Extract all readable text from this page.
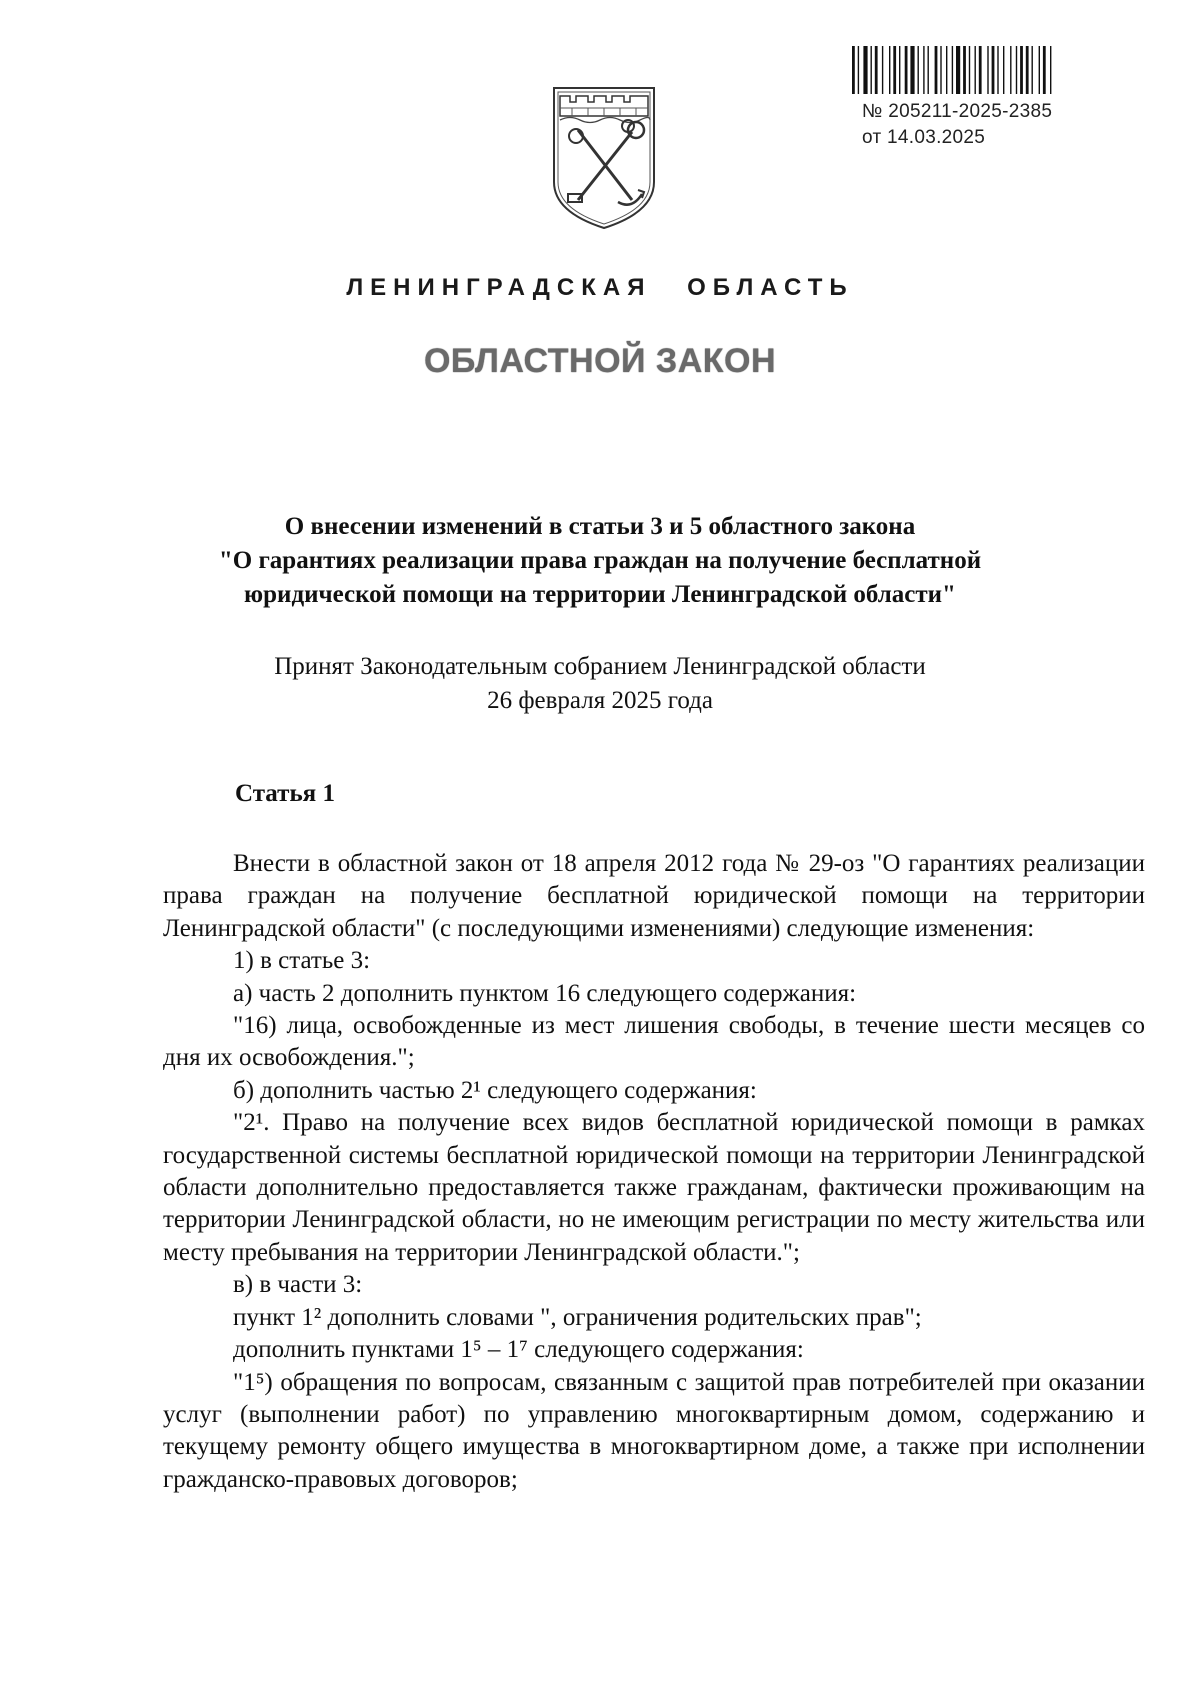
№ 205211-2025-2385
от 14.03.2025
ЛЕНИНГРАДСКАЯ ОБЛАСТЬ
ОБЛАСТНОЙ ЗАКОН
О внесении изменений в статьи 3 и 5 областного закона
"О гарантиях реализации права граждан на получение бесплатной
юридической помощи на территории Ленинградской области"
Принят Законодательным собранием Ленинградской области
26 февраля 2025 года
Статья 1

Внести в областной закон от 18 апреля 2012 года № 29-оз "О гарантиях реализации права граждан на получение бесплатной юридической помощи на территории Ленинградской области" (с последующими изменениями) следующие изменения:

1) в статье 3:

а) часть 2 дополнить пунктом 16 следующего содержания:

"16) лица, освобожденные из мест лишения свободы, в течение шести месяцев со дня их освобождения.";

б) дополнить частью 2¹ следующего содержания:

"2¹. Право на получение всех видов бесплатной юридической помощи в рамках государственной системы бесплатной юридической помощи на территории Ленинградской области дополнительно предоставляется также гражданам, фактически проживающим на территории Ленинградской области, но не имеющим регистрации по месту жительства или месту пребывания на территории Ленинградской области.";

в) в части 3:

пункт 1² дополнить словами ", ограничения родительских прав";

дополнить пунктами 1⁵ – 1⁷ следующего содержания:

"1⁵) обращения по вопросам, связанным с защитой прав потребителей при оказании услуг (выполнении работ) по управлению многоквартирным домом, содержанию и текущему ремонту общего имущества в многоквартирном доме, а также при исполнении гражданско-правовых договоров;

◇ ◇ ◇ ◇ ◇

Please write out all the data again word for word, but not the pictures.

__Exercise result__.
Extract all readable text from this page.
№ 205211-2025-2385
от 14.03.2025
ЛЕНИНГРАДСКАЯ ОБЛАСТЬ
ОБЛАСТНОЙ ЗАКОН
О внесении изменений в статьи 3 и 5 областного закона
"О гарантиях реализации права граждан на получение бесплатной
юридической помощи на территории Ленинградской области"
Принят Законодательным собранием Ленинградской области
26 февраля 2025 года
Статья 1

Внести в областной закон от 18 апреля 2012 года № 29-оз "О гарантиях реализации права граждан на получение бесплатной юридической помощи на территории Ленинградской области" (с последующими изменениями) следующие изменения:

1) в статье 3:

а) часть 2 дополнить пунктом 16 следующего содержания:

"16) лица, освобожденные из мест лишения свободы, в течение шести месяцев со дня их освобождения.";

б) дополнить частью 2¹ следующего содержания:

"2¹. Право на получение всех видов бесплатной юридической помощи в рамках государственной системы бесплатной юридической помощи на территории Ленинградской области дополнительно предоставляется также гражданам, фактически проживающим на территории Ленинградской области, но не имеющим регистрации по месту жительства или месту пребывания на территории Ленинградской области.";

в) в части 3:

пункт 1² дополнить словами ", ограничения родительских прав";

дополнить пунктами 1⁵ – 1⁷ следующего содержания:

"1⁵) обращения по вопросам, связанным с защитой прав потребителей при оказании услуг (выполнении работ) по управлению многоквартирным домом, содержанию и текущему ремонту общего имущества в многоквартирном доме, а также при исполнении гражданско-правовых договоров;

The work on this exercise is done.